(Figure collection entries)
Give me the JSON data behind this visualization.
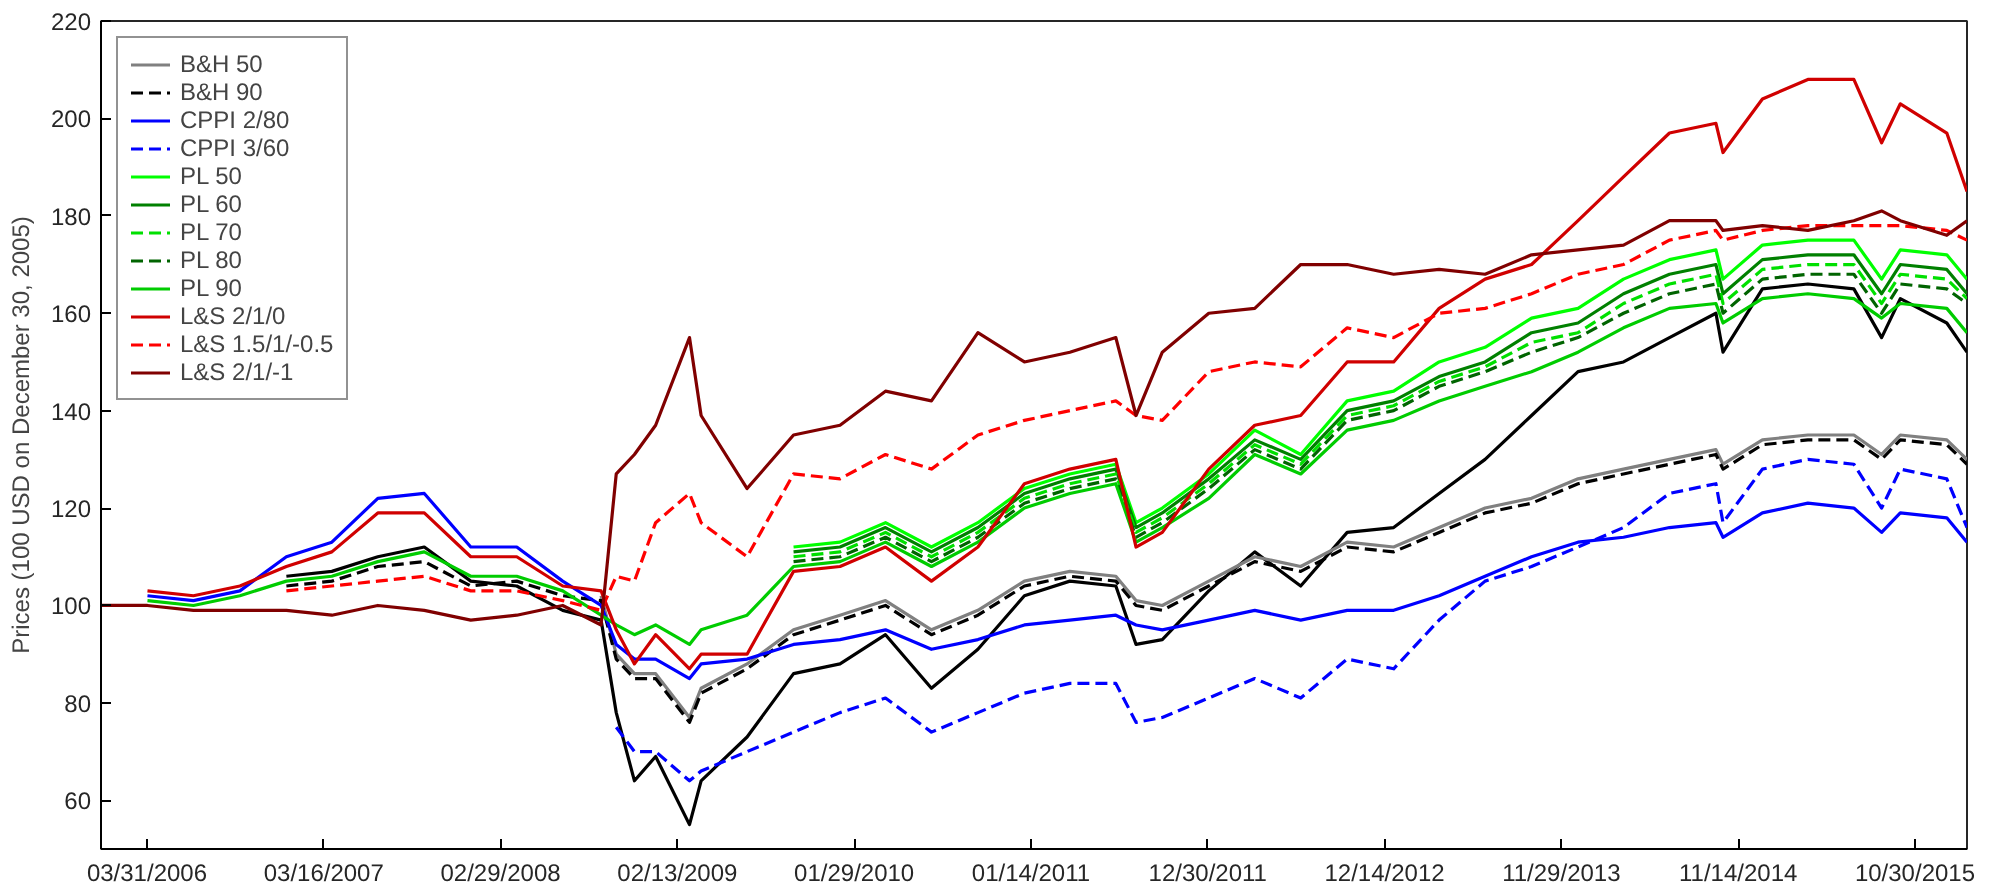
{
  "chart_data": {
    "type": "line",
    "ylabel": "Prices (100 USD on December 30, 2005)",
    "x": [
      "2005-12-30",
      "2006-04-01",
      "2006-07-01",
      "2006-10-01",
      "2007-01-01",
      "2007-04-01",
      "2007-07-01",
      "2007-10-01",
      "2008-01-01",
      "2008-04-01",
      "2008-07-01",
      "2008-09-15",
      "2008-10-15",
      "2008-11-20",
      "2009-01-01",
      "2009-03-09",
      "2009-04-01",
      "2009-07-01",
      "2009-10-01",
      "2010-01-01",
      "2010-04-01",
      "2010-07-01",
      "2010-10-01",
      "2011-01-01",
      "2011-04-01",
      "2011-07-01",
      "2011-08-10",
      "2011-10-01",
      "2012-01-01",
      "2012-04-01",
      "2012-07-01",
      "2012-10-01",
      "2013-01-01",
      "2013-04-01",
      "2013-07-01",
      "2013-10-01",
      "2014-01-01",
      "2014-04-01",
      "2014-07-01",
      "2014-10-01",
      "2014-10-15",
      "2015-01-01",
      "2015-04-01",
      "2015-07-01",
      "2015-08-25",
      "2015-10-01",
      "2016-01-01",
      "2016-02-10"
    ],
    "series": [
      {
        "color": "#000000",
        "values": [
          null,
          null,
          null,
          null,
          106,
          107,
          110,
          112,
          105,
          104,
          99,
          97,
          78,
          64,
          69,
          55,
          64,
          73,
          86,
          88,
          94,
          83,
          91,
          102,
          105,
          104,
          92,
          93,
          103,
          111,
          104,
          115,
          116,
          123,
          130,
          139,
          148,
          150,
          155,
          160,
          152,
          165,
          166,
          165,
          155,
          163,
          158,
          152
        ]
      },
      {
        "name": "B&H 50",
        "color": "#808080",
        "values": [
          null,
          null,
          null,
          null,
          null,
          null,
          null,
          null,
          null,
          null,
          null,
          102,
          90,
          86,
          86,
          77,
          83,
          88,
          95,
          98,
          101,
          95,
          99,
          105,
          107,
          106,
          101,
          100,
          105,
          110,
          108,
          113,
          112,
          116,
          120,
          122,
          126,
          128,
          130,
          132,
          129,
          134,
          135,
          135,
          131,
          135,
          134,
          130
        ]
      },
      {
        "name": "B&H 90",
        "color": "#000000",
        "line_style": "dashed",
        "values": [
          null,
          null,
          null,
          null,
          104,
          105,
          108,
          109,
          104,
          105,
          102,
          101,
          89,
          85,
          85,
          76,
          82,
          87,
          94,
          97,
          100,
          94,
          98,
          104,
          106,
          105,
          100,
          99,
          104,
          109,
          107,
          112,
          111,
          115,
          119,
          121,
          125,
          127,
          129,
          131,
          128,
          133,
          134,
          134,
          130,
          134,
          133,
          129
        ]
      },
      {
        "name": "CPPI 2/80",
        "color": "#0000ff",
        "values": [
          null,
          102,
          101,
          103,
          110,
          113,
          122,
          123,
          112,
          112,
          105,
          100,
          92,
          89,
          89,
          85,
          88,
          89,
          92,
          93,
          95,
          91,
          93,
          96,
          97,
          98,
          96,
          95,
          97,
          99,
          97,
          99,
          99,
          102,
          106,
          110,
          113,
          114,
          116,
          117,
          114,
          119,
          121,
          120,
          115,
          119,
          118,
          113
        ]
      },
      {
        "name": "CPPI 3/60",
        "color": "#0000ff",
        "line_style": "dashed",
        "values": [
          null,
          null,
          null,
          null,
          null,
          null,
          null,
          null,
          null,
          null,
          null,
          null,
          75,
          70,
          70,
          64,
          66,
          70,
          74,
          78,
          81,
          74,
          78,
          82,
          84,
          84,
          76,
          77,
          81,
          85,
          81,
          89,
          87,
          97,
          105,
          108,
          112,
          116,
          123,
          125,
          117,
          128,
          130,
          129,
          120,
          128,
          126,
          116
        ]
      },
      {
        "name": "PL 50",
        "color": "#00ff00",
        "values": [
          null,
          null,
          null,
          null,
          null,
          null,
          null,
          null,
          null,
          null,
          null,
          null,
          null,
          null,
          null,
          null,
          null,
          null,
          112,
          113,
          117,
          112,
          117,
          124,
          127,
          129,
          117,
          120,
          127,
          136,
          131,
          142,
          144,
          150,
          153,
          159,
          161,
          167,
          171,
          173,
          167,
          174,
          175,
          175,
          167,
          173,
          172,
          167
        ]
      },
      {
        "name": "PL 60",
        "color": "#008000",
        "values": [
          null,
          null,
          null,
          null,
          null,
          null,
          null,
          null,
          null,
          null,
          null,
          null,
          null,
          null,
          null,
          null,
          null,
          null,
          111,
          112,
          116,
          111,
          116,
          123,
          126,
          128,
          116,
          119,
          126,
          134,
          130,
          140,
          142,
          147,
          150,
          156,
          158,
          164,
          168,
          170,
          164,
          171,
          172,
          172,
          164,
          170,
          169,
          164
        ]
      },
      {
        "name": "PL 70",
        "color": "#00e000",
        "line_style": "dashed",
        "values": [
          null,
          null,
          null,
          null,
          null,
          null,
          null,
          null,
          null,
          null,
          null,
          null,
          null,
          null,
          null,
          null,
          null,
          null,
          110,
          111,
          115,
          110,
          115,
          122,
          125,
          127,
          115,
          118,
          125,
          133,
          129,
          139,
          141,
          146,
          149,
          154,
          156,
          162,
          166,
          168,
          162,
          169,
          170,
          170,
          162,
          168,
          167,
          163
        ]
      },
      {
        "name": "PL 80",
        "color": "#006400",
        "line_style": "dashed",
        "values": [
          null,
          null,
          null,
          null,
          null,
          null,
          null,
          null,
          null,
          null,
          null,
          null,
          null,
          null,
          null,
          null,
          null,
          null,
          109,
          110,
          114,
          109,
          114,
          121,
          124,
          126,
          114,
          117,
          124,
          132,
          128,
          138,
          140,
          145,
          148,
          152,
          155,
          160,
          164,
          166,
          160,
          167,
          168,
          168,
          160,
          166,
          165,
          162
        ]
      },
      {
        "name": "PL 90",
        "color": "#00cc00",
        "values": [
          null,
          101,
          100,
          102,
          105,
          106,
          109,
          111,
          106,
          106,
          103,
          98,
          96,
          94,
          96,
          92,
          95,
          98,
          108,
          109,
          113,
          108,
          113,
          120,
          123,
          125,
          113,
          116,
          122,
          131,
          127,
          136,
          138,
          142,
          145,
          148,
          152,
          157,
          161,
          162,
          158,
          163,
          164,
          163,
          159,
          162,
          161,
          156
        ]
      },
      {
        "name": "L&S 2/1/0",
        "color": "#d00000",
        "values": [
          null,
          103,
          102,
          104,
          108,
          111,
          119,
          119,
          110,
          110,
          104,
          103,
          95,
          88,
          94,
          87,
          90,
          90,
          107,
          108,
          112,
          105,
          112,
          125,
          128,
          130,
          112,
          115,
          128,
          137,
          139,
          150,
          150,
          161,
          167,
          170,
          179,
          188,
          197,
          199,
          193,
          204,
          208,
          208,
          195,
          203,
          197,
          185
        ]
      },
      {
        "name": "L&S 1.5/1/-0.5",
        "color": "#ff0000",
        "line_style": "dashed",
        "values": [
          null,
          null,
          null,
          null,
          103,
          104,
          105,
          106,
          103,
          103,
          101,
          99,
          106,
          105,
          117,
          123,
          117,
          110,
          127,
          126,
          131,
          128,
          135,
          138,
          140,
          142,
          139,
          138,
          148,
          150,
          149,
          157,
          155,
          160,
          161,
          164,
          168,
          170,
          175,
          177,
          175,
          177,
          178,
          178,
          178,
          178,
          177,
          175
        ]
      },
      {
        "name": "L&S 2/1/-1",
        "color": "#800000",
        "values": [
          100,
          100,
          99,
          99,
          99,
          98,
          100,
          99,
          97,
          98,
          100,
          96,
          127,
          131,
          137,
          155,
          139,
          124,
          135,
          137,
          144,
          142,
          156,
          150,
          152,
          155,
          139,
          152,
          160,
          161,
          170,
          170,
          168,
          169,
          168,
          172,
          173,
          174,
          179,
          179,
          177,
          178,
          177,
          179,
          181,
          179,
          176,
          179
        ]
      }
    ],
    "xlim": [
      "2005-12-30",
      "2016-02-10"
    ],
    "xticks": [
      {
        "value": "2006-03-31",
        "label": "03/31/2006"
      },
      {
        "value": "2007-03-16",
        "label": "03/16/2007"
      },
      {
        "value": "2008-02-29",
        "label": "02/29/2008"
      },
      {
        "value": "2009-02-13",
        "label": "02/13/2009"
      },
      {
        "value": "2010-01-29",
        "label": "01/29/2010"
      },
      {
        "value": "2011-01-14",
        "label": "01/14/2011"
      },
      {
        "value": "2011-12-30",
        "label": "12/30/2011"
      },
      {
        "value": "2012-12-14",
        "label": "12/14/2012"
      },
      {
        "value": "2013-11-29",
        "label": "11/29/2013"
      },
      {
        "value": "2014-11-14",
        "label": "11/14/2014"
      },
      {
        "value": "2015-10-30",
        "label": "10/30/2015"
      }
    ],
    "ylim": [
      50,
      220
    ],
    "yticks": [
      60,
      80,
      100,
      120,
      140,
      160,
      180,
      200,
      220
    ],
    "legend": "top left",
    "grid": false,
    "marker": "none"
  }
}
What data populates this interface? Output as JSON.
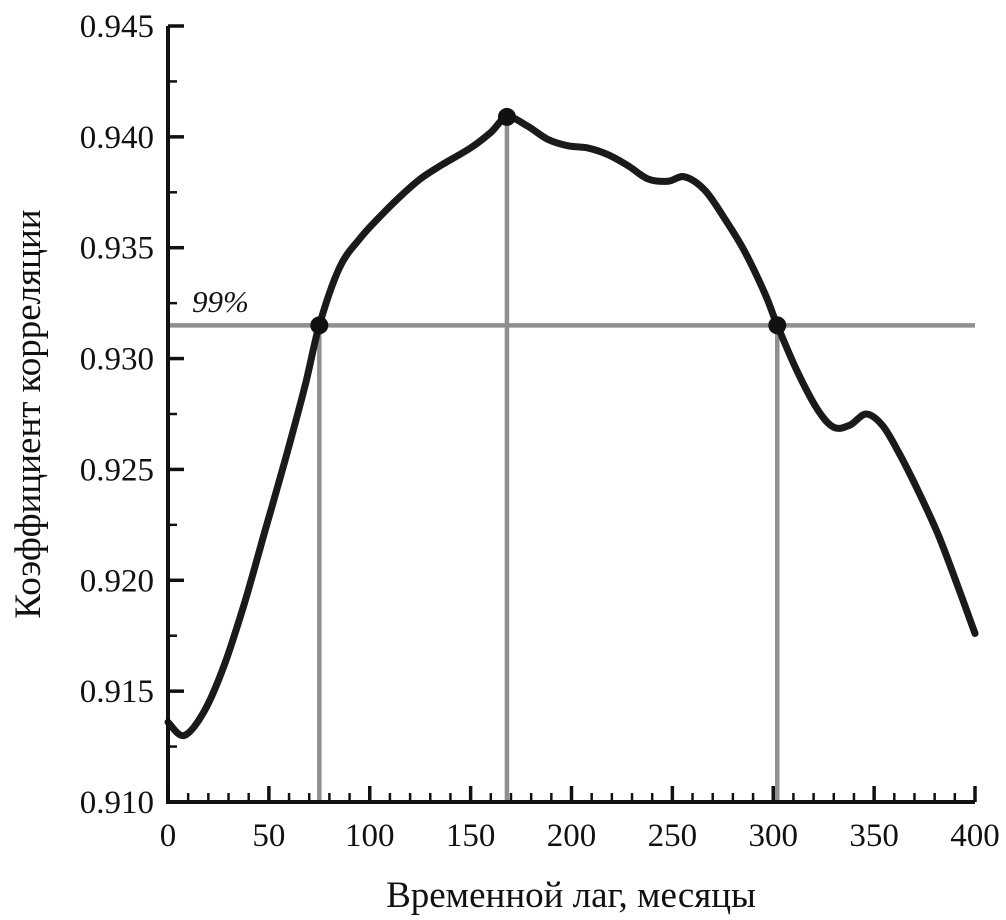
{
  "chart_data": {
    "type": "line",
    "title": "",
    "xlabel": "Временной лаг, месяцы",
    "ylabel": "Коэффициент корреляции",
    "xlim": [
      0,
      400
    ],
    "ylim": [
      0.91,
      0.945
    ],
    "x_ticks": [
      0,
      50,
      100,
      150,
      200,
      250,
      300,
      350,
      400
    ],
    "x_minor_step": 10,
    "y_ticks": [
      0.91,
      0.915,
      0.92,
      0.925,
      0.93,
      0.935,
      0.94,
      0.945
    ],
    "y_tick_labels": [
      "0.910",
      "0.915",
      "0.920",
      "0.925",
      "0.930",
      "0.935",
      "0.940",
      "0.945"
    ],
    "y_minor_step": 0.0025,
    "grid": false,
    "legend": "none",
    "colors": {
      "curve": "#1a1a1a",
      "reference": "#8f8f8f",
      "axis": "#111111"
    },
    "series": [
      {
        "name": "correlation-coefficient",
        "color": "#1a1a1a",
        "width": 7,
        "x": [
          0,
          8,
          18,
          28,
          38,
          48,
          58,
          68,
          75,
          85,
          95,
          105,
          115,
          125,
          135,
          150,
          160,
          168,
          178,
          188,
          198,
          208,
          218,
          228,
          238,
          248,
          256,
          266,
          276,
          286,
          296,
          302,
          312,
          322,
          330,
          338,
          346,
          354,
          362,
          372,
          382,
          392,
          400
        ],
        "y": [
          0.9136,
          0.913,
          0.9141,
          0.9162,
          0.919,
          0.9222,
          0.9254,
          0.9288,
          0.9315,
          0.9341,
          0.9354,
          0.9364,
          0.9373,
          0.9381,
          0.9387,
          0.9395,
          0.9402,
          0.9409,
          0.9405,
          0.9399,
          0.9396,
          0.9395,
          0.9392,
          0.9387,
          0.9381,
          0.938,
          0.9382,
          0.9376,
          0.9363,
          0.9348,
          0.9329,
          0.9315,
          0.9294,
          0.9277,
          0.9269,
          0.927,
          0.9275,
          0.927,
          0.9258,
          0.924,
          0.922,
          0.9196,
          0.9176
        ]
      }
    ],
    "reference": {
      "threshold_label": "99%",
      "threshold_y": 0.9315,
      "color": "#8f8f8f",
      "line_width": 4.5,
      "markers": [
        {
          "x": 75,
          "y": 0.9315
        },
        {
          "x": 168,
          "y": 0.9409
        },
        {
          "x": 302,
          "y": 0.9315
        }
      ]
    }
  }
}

_The task_
Show each line in the entries that holds the string "ylabel".

_Written answer_
    "ylabel": "Prices (100 USD on December 30, 2005)",
    "ylabel": "Коэффициент корреляции",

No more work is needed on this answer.